**Exercise requirements**.
Filter the records below and copy every line containing the word "What".

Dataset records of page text
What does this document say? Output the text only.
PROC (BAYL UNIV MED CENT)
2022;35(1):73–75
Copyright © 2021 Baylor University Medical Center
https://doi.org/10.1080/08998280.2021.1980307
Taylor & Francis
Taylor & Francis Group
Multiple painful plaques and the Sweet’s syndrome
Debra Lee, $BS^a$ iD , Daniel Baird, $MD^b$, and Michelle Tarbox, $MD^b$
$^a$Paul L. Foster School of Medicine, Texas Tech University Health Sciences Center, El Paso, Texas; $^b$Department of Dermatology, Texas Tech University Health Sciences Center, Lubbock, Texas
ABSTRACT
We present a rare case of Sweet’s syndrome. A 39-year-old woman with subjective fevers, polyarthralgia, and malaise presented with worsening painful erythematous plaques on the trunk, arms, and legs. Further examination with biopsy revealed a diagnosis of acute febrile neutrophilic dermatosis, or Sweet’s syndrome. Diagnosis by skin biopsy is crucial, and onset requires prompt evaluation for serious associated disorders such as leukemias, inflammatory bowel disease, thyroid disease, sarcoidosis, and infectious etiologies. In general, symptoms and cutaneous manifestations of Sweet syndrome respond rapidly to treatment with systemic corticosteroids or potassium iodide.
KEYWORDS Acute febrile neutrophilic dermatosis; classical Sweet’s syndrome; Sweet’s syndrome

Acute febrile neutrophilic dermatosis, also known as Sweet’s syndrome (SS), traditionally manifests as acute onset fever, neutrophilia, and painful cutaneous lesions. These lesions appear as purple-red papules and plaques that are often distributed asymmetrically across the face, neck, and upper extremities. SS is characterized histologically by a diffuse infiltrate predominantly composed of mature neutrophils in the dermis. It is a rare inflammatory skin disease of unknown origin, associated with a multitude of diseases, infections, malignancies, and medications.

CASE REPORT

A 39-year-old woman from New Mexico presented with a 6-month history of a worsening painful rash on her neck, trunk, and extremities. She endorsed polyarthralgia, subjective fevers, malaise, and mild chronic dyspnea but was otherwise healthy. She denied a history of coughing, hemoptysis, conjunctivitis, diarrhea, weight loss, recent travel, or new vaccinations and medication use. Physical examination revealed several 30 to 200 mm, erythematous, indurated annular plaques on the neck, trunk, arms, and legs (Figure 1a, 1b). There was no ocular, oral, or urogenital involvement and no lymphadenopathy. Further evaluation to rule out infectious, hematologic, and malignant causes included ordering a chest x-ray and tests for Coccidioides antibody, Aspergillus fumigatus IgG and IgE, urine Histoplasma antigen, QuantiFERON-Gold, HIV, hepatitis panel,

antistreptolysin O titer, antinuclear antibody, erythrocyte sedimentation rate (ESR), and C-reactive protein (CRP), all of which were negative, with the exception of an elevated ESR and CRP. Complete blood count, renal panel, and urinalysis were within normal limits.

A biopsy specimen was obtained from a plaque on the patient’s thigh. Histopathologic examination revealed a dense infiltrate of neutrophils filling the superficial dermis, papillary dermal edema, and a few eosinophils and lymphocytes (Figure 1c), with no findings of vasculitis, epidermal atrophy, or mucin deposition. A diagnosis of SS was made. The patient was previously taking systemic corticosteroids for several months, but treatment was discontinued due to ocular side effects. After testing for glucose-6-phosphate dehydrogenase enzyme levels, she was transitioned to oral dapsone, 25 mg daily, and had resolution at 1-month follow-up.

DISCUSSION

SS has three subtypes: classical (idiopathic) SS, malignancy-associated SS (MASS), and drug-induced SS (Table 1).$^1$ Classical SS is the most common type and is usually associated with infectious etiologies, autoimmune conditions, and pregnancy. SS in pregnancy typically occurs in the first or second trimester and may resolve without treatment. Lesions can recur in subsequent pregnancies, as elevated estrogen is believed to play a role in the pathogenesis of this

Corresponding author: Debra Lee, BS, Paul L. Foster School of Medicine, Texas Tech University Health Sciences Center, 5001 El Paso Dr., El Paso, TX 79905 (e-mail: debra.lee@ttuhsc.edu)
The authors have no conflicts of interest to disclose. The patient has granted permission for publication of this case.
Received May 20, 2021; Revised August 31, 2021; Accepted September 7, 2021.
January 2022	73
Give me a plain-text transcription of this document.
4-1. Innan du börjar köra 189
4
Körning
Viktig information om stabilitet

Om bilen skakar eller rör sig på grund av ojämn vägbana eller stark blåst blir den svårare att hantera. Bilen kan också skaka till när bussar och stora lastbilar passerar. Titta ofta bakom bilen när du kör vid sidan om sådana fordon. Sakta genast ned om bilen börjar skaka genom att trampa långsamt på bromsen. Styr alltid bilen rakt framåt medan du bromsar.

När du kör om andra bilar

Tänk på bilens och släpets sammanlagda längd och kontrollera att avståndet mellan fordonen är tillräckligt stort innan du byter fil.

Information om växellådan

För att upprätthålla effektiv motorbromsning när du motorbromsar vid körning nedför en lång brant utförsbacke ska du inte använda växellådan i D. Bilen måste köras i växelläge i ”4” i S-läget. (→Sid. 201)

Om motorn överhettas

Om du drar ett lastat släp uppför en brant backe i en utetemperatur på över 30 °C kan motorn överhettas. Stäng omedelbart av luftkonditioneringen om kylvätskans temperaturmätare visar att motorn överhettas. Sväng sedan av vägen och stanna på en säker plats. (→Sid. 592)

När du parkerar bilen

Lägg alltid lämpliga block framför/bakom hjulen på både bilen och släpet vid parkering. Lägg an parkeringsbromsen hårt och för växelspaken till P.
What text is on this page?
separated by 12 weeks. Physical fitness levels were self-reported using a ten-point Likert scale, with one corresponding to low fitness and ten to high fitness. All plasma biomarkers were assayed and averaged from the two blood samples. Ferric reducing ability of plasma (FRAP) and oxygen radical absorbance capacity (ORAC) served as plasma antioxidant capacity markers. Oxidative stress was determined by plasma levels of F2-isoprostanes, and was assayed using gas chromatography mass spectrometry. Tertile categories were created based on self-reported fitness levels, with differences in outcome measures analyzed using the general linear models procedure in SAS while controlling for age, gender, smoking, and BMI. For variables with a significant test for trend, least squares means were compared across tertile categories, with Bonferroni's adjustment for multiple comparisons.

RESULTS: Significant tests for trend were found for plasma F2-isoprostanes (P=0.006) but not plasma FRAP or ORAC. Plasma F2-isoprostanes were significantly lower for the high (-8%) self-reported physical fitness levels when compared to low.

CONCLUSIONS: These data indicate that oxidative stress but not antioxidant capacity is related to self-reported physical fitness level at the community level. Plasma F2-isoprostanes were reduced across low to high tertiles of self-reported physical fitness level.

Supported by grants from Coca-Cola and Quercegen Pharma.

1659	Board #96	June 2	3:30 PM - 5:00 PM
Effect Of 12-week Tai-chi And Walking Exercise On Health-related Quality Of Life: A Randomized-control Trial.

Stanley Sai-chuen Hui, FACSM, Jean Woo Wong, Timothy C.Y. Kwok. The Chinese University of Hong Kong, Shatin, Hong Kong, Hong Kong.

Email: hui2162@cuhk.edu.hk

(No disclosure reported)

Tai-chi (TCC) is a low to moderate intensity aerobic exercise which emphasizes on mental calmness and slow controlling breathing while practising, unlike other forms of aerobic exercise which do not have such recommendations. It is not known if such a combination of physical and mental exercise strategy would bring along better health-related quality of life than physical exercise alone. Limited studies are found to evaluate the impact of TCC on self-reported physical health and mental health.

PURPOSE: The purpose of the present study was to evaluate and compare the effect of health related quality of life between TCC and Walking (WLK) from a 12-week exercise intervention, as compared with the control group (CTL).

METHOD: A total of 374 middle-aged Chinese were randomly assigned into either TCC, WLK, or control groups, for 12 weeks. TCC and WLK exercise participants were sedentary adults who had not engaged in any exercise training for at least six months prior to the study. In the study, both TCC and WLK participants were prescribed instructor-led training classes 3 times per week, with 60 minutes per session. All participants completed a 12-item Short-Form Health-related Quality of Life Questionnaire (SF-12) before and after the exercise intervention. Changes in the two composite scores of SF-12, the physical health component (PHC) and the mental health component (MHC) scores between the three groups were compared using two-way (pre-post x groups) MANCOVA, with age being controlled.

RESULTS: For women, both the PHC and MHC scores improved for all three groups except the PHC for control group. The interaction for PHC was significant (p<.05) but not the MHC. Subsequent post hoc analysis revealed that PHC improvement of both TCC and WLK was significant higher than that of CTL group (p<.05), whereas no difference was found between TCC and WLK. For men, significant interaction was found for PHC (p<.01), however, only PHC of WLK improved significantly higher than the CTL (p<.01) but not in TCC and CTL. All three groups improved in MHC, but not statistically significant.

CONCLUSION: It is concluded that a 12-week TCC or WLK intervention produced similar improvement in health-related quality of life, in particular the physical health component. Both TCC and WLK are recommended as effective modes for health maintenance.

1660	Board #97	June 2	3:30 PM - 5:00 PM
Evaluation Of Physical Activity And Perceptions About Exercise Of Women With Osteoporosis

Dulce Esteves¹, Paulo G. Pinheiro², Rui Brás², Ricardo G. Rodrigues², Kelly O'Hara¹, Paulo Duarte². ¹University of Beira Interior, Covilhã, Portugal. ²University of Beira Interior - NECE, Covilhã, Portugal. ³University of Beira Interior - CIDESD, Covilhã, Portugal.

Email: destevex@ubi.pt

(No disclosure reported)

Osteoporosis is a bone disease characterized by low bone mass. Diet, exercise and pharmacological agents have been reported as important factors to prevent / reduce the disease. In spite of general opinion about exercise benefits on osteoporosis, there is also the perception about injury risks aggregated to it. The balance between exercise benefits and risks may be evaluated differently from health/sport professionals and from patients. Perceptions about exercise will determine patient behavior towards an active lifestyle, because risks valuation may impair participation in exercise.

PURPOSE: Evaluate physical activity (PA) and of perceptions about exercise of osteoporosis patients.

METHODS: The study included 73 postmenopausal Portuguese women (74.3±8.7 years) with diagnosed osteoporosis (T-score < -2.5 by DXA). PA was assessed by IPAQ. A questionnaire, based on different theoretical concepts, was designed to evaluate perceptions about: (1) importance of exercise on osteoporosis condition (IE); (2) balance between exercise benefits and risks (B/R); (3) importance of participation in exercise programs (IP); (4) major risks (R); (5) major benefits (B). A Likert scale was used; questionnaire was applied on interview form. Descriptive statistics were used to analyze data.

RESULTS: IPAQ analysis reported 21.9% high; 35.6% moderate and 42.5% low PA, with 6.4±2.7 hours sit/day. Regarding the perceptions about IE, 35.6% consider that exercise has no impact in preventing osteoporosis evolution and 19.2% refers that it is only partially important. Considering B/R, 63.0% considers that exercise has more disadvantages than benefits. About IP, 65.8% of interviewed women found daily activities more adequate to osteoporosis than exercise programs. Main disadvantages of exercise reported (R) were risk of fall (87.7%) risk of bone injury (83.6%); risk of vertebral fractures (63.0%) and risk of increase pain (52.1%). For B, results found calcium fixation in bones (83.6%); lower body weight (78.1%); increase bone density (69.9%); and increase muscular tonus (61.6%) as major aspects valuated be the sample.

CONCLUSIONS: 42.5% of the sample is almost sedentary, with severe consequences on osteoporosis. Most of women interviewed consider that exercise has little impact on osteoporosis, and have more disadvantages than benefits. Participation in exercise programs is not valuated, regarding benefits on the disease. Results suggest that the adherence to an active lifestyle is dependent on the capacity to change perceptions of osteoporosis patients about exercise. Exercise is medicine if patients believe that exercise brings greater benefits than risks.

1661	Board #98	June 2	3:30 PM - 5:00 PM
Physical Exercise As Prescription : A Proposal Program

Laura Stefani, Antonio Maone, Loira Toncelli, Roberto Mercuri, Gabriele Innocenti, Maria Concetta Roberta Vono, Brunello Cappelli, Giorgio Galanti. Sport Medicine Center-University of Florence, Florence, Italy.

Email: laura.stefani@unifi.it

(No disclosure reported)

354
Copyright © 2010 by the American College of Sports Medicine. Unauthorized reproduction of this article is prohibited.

**Final answer**.
What does this document say? Output the text only.
What text is on this page?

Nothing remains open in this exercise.